TEXT SEGMENT:
========================

Regulation of microtubule dynamic instability
downstream of Rac1
In addition to the polarized organization of the microtubule cytoskeleton as a
whole, microtubule polymerization dynamics are polarized in migrating cells.
Microtubules in the lamella behind the leading edge are moved backwards by
actin retrograde flow, indicating a coupling between the actin and microtubule
networks (Salmon et al., 2002; Waterman-Storer and Salmon, 1997; Yvon and
Wadsworth, 2000). Since microtubule plus ends are often found close to the
leading edge, they must undergo net growth as they are continuously swept
backwards. Further, as the leading edge protrudes and the rear edge retracts,
microtubules grow forward and fill in the advancing cellular space
(Waterman-Storer and Salmon, 1997). Thus, although microtubules undergo
dynamic instability throughout the cell, microtubule growth is biased towards
the leading edge. Indeed, quantitative analysis of the behaviour of individual
microtubules indicates that microtubule plus ends in protruding cell edges
spend more time growing and undergo far fewer catastrophes than
microtubules in central cell regions or at quiescent cell edges (Wadsworth,
1999; Waterman-Storer and Salmon, 1997).

========================

DATA RECORDS:
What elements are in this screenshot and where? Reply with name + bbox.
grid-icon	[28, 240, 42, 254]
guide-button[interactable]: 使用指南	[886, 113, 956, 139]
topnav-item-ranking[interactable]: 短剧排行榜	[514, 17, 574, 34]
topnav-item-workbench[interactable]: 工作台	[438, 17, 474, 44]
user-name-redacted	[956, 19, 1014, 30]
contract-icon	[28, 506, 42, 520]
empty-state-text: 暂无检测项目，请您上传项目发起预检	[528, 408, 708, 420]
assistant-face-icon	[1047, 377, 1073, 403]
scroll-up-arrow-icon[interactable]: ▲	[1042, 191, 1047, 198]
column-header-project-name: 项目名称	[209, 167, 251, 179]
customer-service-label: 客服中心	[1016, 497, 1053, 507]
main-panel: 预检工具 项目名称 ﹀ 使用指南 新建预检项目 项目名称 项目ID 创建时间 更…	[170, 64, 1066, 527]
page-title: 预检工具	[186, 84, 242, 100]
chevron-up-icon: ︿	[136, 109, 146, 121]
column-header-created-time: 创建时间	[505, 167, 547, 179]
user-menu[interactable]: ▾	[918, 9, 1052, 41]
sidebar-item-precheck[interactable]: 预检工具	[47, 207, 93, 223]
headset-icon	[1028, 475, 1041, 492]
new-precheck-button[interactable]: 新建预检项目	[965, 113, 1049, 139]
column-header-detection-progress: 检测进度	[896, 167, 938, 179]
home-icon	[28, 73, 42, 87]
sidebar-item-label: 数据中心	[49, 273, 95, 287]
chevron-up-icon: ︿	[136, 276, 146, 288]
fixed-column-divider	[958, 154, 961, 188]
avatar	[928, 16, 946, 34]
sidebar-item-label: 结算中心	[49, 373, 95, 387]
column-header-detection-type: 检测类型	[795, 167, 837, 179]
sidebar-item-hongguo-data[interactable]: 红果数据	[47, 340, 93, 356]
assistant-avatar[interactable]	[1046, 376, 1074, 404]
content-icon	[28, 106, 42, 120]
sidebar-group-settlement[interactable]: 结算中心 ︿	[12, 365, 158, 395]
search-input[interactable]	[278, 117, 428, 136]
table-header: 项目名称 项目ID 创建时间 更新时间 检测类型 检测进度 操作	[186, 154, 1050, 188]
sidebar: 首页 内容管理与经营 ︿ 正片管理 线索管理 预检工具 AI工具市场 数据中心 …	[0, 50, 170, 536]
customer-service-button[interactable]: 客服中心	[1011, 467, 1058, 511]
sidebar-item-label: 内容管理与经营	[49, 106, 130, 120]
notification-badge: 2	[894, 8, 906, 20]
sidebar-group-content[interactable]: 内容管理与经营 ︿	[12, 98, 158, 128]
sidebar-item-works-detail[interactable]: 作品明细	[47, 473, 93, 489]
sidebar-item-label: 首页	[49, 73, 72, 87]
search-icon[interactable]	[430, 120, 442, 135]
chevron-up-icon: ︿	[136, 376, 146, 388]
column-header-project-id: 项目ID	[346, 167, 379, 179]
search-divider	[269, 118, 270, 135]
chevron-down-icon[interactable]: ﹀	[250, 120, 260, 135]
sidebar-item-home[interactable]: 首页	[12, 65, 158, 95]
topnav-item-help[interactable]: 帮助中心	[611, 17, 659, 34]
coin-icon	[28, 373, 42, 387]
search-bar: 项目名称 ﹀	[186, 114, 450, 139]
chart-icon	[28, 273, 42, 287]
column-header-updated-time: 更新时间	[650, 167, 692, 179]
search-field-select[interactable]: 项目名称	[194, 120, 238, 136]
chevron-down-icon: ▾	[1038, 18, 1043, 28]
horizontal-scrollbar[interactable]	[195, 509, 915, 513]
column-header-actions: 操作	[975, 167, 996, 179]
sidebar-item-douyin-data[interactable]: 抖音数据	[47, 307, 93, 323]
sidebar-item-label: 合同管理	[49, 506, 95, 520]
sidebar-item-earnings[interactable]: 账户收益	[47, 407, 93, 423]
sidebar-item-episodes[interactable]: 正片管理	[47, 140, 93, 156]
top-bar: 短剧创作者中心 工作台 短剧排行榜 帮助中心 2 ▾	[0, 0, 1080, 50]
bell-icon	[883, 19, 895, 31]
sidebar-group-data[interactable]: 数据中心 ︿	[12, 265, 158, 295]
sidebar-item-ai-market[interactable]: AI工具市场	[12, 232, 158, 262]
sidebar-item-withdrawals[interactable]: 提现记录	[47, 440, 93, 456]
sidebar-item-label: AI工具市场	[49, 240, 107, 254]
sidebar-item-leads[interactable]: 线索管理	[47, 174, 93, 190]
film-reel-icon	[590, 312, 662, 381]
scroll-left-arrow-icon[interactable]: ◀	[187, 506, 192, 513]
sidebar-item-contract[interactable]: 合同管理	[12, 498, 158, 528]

========================

DIRECTIONS FOR THIS TASK: Please summarize the text on microtubule dynamics in two sentences.

THE ANSWER: In migrating cells, microtubule polymerization dynamics are polarized: actin retrograde flow sweeps lamellar microtubules backward, so plus ends near the leading edge must undergo net growth, and microtubules grow forward into the space opened as the cell advances, biasing growth toward the leading edge. Quantitative analysis of individual microtubules shows that plus ends in protruding cell edges spend more time growing and undergo far fewer catastrophes than microtubules in central regions or at quiescent edges.